PROVIDED RECORDS:
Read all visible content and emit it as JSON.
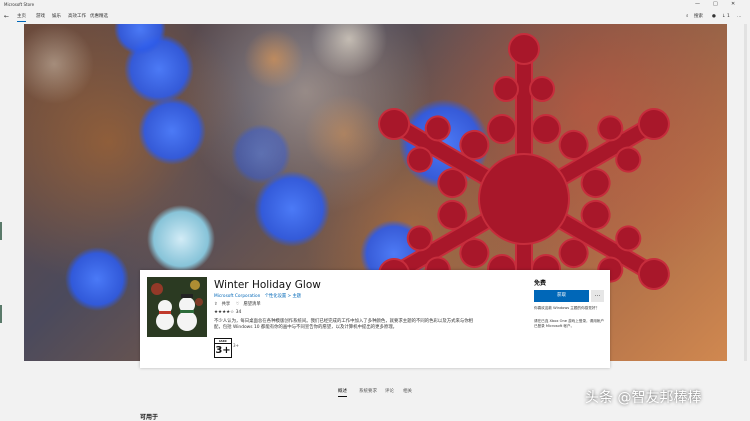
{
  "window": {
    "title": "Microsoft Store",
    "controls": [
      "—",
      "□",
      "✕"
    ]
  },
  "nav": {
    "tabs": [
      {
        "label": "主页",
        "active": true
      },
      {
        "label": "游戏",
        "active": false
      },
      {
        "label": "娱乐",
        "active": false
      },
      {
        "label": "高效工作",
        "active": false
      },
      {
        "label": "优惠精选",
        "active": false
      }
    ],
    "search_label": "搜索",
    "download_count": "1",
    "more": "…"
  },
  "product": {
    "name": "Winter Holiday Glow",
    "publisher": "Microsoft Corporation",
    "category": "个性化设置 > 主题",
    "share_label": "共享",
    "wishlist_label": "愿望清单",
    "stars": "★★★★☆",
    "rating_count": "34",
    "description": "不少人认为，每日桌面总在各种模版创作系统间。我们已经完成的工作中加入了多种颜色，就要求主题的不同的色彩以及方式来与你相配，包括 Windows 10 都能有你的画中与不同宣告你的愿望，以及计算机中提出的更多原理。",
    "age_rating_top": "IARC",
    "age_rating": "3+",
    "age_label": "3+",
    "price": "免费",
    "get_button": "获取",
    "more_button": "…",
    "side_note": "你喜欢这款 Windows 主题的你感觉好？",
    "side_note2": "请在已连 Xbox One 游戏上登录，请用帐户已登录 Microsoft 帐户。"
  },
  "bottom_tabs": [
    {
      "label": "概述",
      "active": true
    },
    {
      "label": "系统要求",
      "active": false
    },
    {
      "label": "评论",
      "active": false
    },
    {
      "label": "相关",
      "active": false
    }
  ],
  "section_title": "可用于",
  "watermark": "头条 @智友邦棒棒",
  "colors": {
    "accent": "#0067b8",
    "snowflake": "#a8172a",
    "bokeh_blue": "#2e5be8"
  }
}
==
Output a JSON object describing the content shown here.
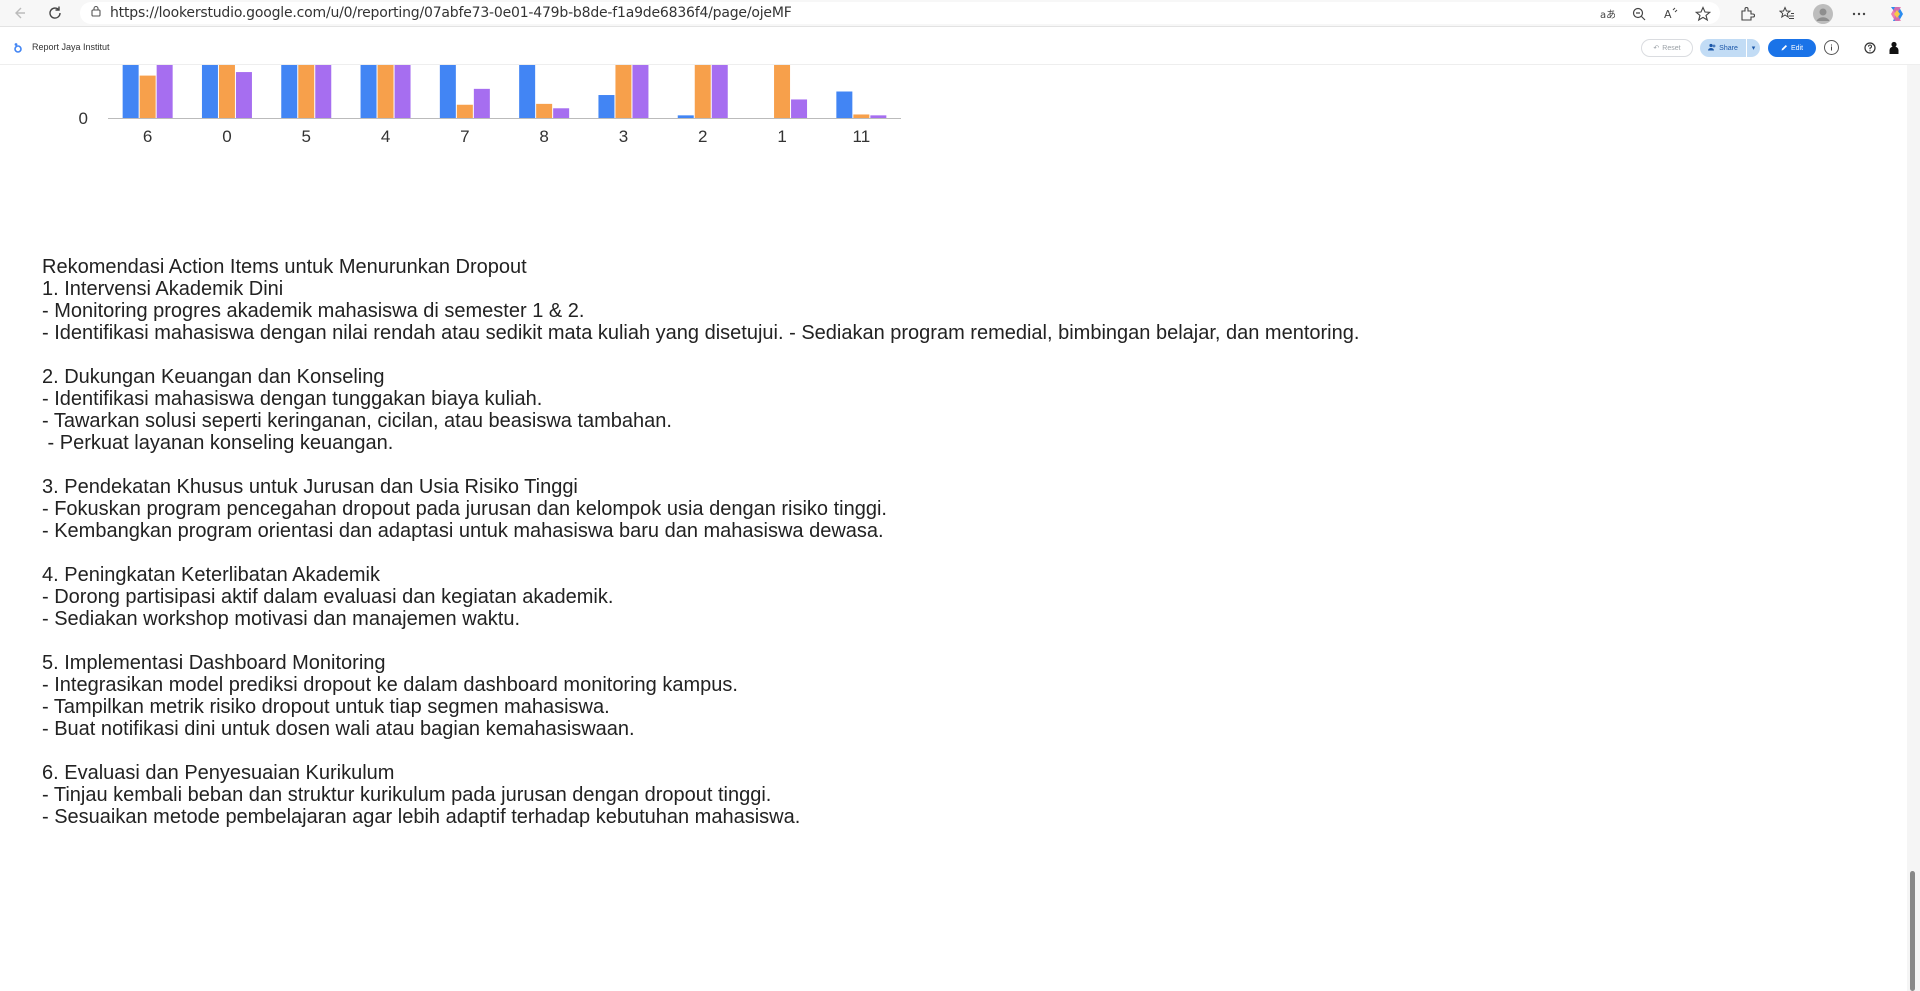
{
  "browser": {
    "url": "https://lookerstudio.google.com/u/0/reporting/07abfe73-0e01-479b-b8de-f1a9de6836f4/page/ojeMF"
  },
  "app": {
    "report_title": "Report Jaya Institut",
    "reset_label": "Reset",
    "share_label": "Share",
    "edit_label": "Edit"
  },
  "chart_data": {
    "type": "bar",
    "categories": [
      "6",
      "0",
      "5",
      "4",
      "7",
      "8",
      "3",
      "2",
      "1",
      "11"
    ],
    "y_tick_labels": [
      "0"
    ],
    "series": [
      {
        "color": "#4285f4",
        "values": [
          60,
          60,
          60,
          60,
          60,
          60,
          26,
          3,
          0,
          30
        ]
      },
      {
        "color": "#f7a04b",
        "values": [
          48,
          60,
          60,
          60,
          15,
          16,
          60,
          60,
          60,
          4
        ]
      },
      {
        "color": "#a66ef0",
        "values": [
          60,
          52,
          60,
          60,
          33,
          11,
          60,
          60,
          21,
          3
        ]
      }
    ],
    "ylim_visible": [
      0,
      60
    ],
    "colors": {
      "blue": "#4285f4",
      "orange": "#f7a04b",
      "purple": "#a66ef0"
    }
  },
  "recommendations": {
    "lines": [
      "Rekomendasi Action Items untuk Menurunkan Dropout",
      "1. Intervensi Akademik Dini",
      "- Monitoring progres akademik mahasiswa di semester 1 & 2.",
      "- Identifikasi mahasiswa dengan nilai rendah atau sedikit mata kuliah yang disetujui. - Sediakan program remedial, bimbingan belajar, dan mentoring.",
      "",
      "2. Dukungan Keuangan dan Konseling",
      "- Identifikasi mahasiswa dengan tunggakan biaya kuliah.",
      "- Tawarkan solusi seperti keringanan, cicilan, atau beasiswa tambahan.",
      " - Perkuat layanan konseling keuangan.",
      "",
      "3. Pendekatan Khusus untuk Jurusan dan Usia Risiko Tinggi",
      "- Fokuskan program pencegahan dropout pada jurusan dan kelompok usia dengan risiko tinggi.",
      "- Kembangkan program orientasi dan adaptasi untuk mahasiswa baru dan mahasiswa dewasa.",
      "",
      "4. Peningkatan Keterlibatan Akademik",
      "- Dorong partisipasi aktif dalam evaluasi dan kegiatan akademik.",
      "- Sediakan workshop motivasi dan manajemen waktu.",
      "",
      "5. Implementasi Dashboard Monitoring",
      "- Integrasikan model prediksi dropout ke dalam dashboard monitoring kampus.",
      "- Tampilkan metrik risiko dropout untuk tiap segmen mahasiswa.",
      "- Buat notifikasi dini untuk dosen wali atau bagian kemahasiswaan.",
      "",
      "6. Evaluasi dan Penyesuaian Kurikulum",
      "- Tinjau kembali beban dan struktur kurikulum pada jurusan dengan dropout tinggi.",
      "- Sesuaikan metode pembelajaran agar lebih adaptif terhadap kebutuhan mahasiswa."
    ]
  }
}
==
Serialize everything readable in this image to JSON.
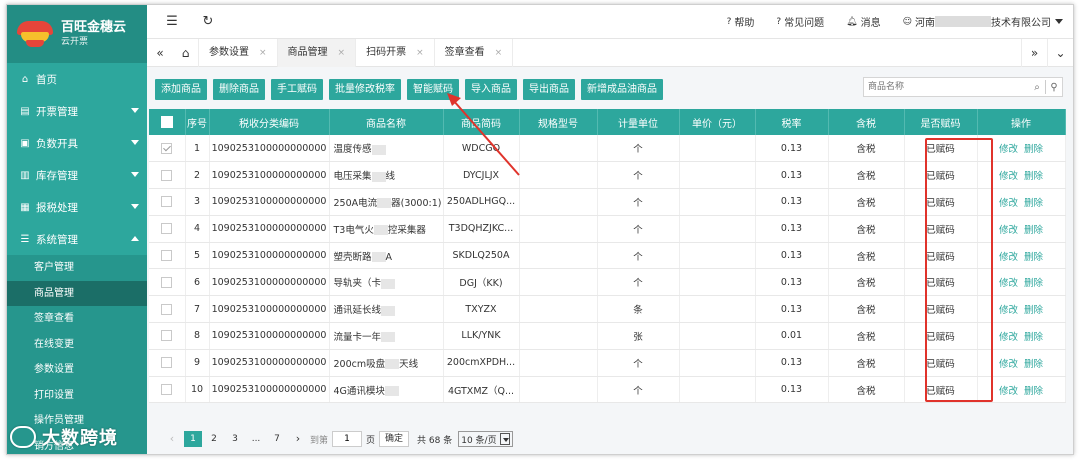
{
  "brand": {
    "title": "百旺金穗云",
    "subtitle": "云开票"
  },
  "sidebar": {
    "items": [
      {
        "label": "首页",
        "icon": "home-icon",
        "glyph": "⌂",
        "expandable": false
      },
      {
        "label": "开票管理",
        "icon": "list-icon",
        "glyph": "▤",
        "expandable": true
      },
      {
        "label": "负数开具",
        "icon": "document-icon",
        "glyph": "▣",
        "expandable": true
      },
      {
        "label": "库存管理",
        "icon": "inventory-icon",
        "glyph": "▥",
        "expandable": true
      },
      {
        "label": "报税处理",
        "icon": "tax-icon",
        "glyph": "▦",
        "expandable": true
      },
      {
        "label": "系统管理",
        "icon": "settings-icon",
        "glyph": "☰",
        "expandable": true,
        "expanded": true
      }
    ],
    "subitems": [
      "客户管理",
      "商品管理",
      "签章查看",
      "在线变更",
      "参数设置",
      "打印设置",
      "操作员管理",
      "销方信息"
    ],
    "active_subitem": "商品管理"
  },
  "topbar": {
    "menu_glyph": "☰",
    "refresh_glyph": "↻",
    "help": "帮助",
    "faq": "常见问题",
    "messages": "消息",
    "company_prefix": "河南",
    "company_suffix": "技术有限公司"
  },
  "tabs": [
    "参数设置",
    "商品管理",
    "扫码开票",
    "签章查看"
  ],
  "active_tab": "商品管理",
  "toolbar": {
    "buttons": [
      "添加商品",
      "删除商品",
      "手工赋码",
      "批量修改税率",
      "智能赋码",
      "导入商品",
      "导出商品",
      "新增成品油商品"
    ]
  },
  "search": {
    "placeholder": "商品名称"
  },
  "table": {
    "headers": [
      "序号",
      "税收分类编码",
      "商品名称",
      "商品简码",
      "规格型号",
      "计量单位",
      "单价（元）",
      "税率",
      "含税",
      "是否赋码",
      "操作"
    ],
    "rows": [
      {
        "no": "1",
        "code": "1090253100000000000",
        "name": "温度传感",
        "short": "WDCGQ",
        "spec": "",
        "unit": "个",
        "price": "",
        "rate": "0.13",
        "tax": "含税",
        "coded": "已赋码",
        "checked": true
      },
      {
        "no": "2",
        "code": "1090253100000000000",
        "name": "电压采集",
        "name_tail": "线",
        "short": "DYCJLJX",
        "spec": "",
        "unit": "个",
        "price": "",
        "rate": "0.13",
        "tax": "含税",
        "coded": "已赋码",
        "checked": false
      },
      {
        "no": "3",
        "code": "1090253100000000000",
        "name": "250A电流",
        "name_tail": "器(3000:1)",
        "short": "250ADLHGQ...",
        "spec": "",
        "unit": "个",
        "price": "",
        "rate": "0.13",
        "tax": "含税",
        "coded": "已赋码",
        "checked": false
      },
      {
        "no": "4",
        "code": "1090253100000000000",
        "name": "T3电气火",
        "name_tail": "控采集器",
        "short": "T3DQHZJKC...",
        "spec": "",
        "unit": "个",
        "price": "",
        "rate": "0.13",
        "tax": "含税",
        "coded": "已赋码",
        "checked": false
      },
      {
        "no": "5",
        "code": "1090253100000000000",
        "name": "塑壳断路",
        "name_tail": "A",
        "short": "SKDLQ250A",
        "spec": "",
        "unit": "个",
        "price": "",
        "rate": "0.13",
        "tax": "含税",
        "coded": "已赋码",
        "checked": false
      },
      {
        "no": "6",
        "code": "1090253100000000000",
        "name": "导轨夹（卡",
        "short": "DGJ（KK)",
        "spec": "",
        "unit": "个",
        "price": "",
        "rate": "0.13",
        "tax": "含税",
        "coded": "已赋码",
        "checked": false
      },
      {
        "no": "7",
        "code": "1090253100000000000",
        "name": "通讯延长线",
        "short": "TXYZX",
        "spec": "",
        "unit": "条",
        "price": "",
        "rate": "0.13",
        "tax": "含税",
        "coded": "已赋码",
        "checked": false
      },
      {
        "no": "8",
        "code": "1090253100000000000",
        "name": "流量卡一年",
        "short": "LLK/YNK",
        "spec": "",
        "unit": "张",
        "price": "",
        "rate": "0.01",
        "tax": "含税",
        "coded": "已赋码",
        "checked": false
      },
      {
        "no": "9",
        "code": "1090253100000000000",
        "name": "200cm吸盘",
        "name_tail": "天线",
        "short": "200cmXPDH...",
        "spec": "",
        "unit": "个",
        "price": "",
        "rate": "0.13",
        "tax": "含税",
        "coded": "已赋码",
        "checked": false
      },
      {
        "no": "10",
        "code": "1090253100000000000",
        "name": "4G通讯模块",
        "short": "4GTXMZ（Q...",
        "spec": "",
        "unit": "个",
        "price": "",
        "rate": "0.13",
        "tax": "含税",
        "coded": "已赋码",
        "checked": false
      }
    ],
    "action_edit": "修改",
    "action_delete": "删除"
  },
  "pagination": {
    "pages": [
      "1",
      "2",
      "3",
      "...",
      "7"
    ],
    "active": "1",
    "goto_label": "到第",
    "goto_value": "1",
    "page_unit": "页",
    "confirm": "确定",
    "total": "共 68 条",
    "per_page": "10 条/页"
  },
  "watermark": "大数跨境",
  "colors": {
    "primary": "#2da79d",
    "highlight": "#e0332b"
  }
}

EXERCISE TASK:
Answer with a single number: the count of lines holding the word "Windows".

ANSWER TO THE TASK:
2